- **SHORT EXERCISE**: Write out every line of the entries below verbatim, leaving out the pictures.

[Layout annotation entries]

###

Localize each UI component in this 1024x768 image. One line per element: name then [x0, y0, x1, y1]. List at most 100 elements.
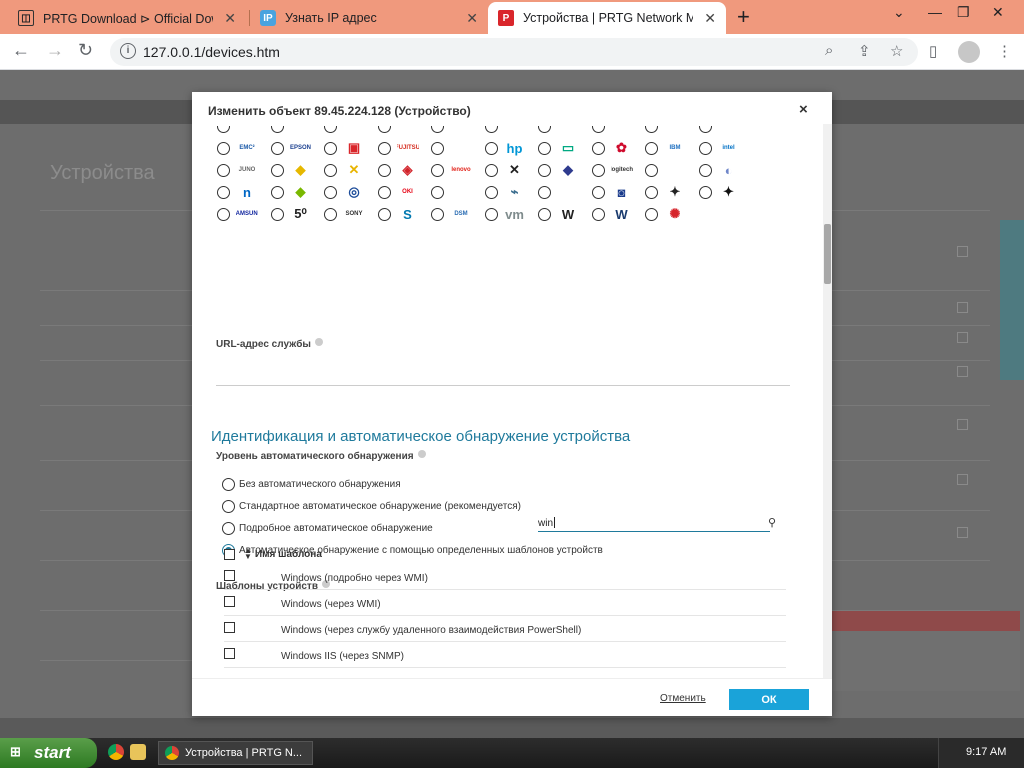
template-row[interactable]: Windows (через службу удаленного взаимод… [224, 616, 786, 642]
radio-button[interactable] [270, 142, 284, 155]
address-bar[interactable]: i 127.0.0.1/devices.htm ⌕ ⇪ ☆ [110, 38, 918, 66]
vendor-icon-option[interactable]: W [533, 204, 587, 224]
start-button[interactable]: ⊞ start [0, 738, 97, 768]
radio-button[interactable] [270, 186, 284, 199]
vendor-icon-option[interactable]: S [373, 204, 427, 224]
radio-button[interactable] [324, 208, 337, 221]
vendor-icon-option[interactable]: intel [694, 138, 748, 158]
restore-icon[interactable]: ❐ [957, 4, 970, 21]
cancel-button[interactable]: Отменить [660, 693, 706, 704]
radio-button[interactable] [324, 164, 337, 177]
vendor-icon-option[interactable]: ▣ [319, 138, 373, 158]
vendor-icon-option[interactable]: IBM [640, 138, 694, 158]
vendor-icon-option[interactable]: SAMSUNG [212, 204, 266, 224]
vendor-icon-option[interactable]: lenovo [426, 160, 480, 180]
vendor-icon-option[interactable] [373, 126, 427, 136]
radio-button[interactable] [591, 142, 605, 155]
radio-button[interactable] [377, 208, 391, 221]
radio-button[interactable] [645, 186, 658, 199]
bookmark-star-icon[interactable]: ☆ [890, 42, 903, 60]
vendor-icon-option[interactable]: ◆ [266, 160, 320, 180]
tab-devices[interactable]: P Устройства | PRTG Network Mon ✕ [488, 2, 726, 34]
url-text[interactable]: 127.0.0.1/devices.htm [143, 44, 280, 60]
help-icon[interactable] [314, 338, 323, 346]
vendor-icon-option[interactable]: JUNO [212, 160, 266, 180]
radio-button[interactable] [222, 499, 235, 513]
radio-button[interactable] [217, 142, 230, 155]
template-row[interactable]: Windows IIS (через SNMP) [224, 642, 786, 668]
vendor-icon-option[interactable] [426, 126, 480, 136]
vendor-icon-option[interactable]: DSM [426, 204, 480, 224]
radio-button[interactable] [217, 208, 230, 221]
dialog-scrollbar[interactable] [823, 124, 832, 684]
vendor-icon-option[interactable] [426, 182, 480, 202]
zoom-icon[interactable]: ⌕ [825, 42, 833, 59]
vendor-icon-option[interactable]: ◆ [266, 182, 320, 202]
vendor-icon-option[interactable]: ✦ [694, 182, 748, 202]
vendor-icon-option[interactable]: ◎ [319, 182, 373, 202]
forward-icon[interactable]: → [46, 40, 64, 61]
vendor-icon-option[interactable]: ⌁ [480, 182, 534, 202]
radio-button[interactable] [645, 142, 658, 155]
radio-button[interactable] [270, 126, 284, 133]
vendor-icon-option[interactable]: SONY [319, 204, 373, 224]
vendor-icon-option[interactable]: EMC² [212, 138, 266, 158]
discovery-option-none[interactable]: Без автоматического обнаружения [222, 476, 401, 492]
radio-button[interactable] [324, 186, 337, 199]
radio-button[interactable] [484, 208, 498, 221]
site-info-icon[interactable]: i [120, 43, 136, 59]
radio-button[interactable] [591, 126, 605, 133]
radio-button[interactable] [377, 186, 391, 199]
vendor-icon-option[interactable]: ◙ [587, 182, 641, 202]
radio-button[interactable] [484, 164, 498, 177]
vendor-icon-option[interactable]: ◆ [533, 160, 587, 180]
radio-button[interactable] [222, 477, 235, 491]
radio-button[interactable] [324, 126, 337, 133]
taskbar-window-button[interactable]: Устройства | PRTG N... [158, 741, 313, 765]
side-panel-icon[interactable]: ▯ [929, 42, 937, 60]
radio-button[interactable] [591, 186, 605, 199]
vendor-icon-option[interactable] [640, 126, 694, 136]
radio-button[interactable] [217, 126, 230, 133]
dialog-scrollbar-thumb[interactable] [824, 224, 831, 284]
vendor-icon-option[interactable]: ✺ [640, 204, 694, 224]
vendor-icon-option[interactable] [694, 126, 748, 136]
radio-button[interactable] [538, 208, 551, 221]
close-tab-icon[interactable]: ✕ [704, 10, 716, 27]
tab-prtg-download[interactable]: ◫ PRTG Download ⊳ Official Down ✕ [8, 2, 246, 34]
help-icon[interactable] [417, 450, 426, 458]
close-icon[interactable]: × [799, 101, 808, 118]
radio-button[interactable] [698, 186, 712, 199]
vendor-icon-option[interactable] [587, 126, 641, 136]
template-search-input[interactable]: win [538, 514, 770, 532]
back-icon[interactable]: ← [12, 40, 30, 61]
close-tab-icon[interactable]: ✕ [224, 10, 236, 27]
radio-button[interactable] [431, 126, 444, 133]
radio-button[interactable] [222, 521, 235, 535]
radio-button[interactable] [217, 186, 230, 199]
vendor-icon-option[interactable] [480, 126, 534, 136]
vendor-icon-option[interactable]: ✦ [640, 182, 694, 202]
vendor-icon-option[interactable]: ✕ [319, 160, 373, 180]
vendor-icon-option[interactable]: 5⁰ [266, 204, 320, 224]
vendor-icon-option[interactable]: ✕ [480, 160, 534, 180]
reload-icon[interactable]: ↻ [78, 40, 93, 61]
radio-button[interactable] [377, 142, 391, 155]
new-tab-icon[interactable]: + [737, 4, 750, 30]
vendor-icon-option[interactable] [426, 138, 480, 158]
vendor-icon-option[interactable]: ✿ [587, 138, 641, 158]
row-checkbox[interactable] [224, 648, 235, 659]
vendor-icon-option[interactable]: logitech [587, 160, 641, 180]
service-url-input[interactable] [216, 385, 790, 386]
radio-button[interactable] [484, 126, 498, 133]
vendor-icon-option[interactable]: hp [480, 138, 534, 158]
radio-button[interactable] [591, 208, 605, 221]
vendor-icon-option[interactable] [266, 126, 320, 136]
radio-button[interactable] [431, 186, 444, 199]
radio-button[interactable] [377, 164, 391, 177]
radio-button[interactable] [538, 164, 551, 177]
radio-button[interactable] [484, 186, 498, 199]
close-window-icon[interactable]: ✕ [992, 4, 1004, 21]
vendor-icon-option[interactable]: ▭ [533, 138, 587, 158]
radio-button[interactable] [324, 142, 337, 155]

###

- **OUTPUT OF THE EXERCISE**:
Localize each UI component in this 1024x768 image. One line per element: name then [x0, y0, x1, y1]. List at most 100 elements.
template-row[interactable]: Windows (через службу удаленного взаимод… [224, 616, 786, 642]
radio-button[interactable] [270, 142, 284, 155]
address-bar[interactable]: i 127.0.0.1/devices.htm ⌕ ⇪ ☆ [110, 38, 918, 66]
vendor-icon-option[interactable]: W [533, 204, 587, 224]
start-button[interactable]: ⊞ start [0, 738, 97, 768]
radio-button[interactable] [270, 186, 284, 199]
vendor-icon-option[interactable]: S [373, 204, 427, 224]
radio-button[interactable] [324, 208, 337, 221]
vendor-icon-option[interactable]: intel [694, 138, 748, 158]
restore-icon[interactable]: ❐ [957, 4, 970, 21]
cancel-button[interactable]: Отменить [660, 693, 706, 704]
radio-button[interactable] [324, 164, 337, 177]
vendor-icon-option[interactable]: ▣ [319, 138, 373, 158]
vendor-icon-option[interactable]: IBM [640, 138, 694, 158]
vendor-icon-option[interactable]: SAMSUNG [212, 204, 266, 224]
vendor-icon-option[interactable]: lenovo [426, 160, 480, 180]
vendor-icon-option[interactable] [373, 126, 427, 136]
radio-button[interactable] [591, 142, 605, 155]
radio-button[interactable] [377, 208, 391, 221]
radio-button[interactable] [645, 186, 658, 199]
bookmark-star-icon[interactable]: ☆ [890, 42, 903, 60]
vendor-icon-option[interactable]: ◆ [266, 160, 320, 180]
tab-devices[interactable]: P Устройства | PRTG Network Mon ✕ [488, 2, 726, 34]
url-text[interactable]: 127.0.0.1/devices.htm [143, 44, 280, 60]
help-icon[interactable] [314, 338, 323, 346]
vendor-icon-option[interactable]: JUNO [212, 160, 266, 180]
radio-button[interactable] [222, 499, 235, 513]
radio-button[interactable] [217, 142, 230, 155]
template-row[interactable]: Windows IIS (через SNMP) [224, 642, 786, 668]
vendor-icon-option[interactable] [426, 126, 480, 136]
vendor-icon-option[interactable]: DSM [426, 204, 480, 224]
radio-button[interactable] [217, 208, 230, 221]
dialog-scrollbar[interactable] [823, 124, 832, 684]
vendor-icon-option[interactable] [426, 182, 480, 202]
zoom-icon[interactable]: ⌕ [825, 42, 833, 59]
vendor-icon-option[interactable]: ◆ [266, 182, 320, 202]
vendor-icon-option[interactable]: ✦ [694, 182, 748, 202]
vendor-icon-option[interactable]: ◎ [319, 182, 373, 202]
forward-icon[interactable]: → [46, 40, 64, 61]
vendor-icon-option[interactable]: ⌁ [480, 182, 534, 202]
radio-button[interactable] [645, 142, 658, 155]
radio-button[interactable] [270, 126, 284, 133]
vendor-icon-option[interactable]: SONY [319, 204, 373, 224]
vendor-icon-option[interactable]: EMC² [212, 138, 266, 158]
discovery-option-none[interactable]: Без автоматического обнаружения [222, 476, 401, 492]
radio-button[interactable] [324, 186, 337, 199]
radio-button[interactable] [484, 208, 498, 221]
site-info-icon[interactable]: i [120, 43, 136, 59]
radio-button[interactable] [591, 126, 605, 133]
radio-button[interactable] [377, 186, 391, 199]
vendor-icon-option[interactable]: ◙ [587, 182, 641, 202]
radio-button[interactable] [484, 164, 498, 177]
vendor-icon-option[interactable]: ◆ [533, 160, 587, 180]
radio-button[interactable] [222, 477, 235, 491]
radio-button[interactable] [324, 126, 337, 133]
taskbar-window-button[interactable]: Устройства | PRTG N... [158, 741, 313, 765]
side-panel-icon[interactable]: ▯ [929, 42, 937, 60]
radio-button[interactable] [591, 186, 605, 199]
vendor-icon-option[interactable] [640, 126, 694, 136]
radio-button[interactable] [217, 126, 230, 133]
dialog-scrollbar-thumb[interactable] [824, 224, 831, 284]
vendor-icon-option[interactable]: ✺ [640, 204, 694, 224]
vendor-icon-option[interactable] [694, 126, 748, 136]
radio-button[interactable] [538, 208, 551, 221]
close-tab-icon[interactable]: ✕ [704, 10, 716, 27]
tab-prtg-download[interactable]: ◫ PRTG Download ⊳ Official Down ✕ [8, 2, 246, 34]
help-icon[interactable] [417, 450, 426, 458]
close-icon[interactable]: × [799, 101, 808, 118]
radio-button[interactable] [698, 186, 712, 199]
vendor-icon-option[interactable] [587, 126, 641, 136]
template-search-input[interactable]: win [538, 514, 770, 532]
back-icon[interactable]: ← [12, 40, 30, 61]
close-tab-icon[interactable]: ✕ [224, 10, 236, 27]
radio-button[interactable] [431, 126, 444, 133]
radio-button[interactable] [222, 521, 235, 535]
radio-button[interactable] [217, 186, 230, 199]
vendor-icon-option[interactable] [480, 126, 534, 136]
vendor-icon-option[interactable]: ✦ [640, 182, 694, 202]
vendor-icon-option[interactable]: ✕ [319, 160, 373, 180]
vendor-icon-option[interactable]: 5⁰ [266, 204, 320, 224]
vendor-icon-option[interactable]: ✕ [480, 160, 534, 180]
reload-icon[interactable]: ↻ [78, 40, 93, 61]
radio-button[interactable] [377, 142, 391, 155]
new-tab-icon[interactable]: + [737, 4, 750, 30]
vendor-icon-option[interactable] [426, 138, 480, 158]
vendor-icon-option[interactable]: ✿ [587, 138, 641, 158]
row-checkbox[interactable] [224, 648, 235, 659]
vendor-icon-option[interactable]: logitech [587, 160, 641, 180]
service-url-input[interactable] [216, 385, 790, 386]
radio-button[interactable] [484, 126, 498, 133]
vendor-icon-option[interactable]: hp [480, 138, 534, 158]
radio-button[interactable] [591, 208, 605, 221]
vendor-icon-option[interactable] [266, 126, 320, 136]
radio-button[interactable] [431, 186, 444, 199]
radio-button[interactable] [377, 164, 391, 177]
radio-button[interactable] [538, 164, 551, 177]
radio-button[interactable] [484, 186, 498, 199]
close-window-icon[interactable]: ✕ [992, 4, 1004, 21]
vendor-icon-option[interactable]: ▭ [533, 138, 587, 158]
radio-button[interactable] [324, 142, 337, 155]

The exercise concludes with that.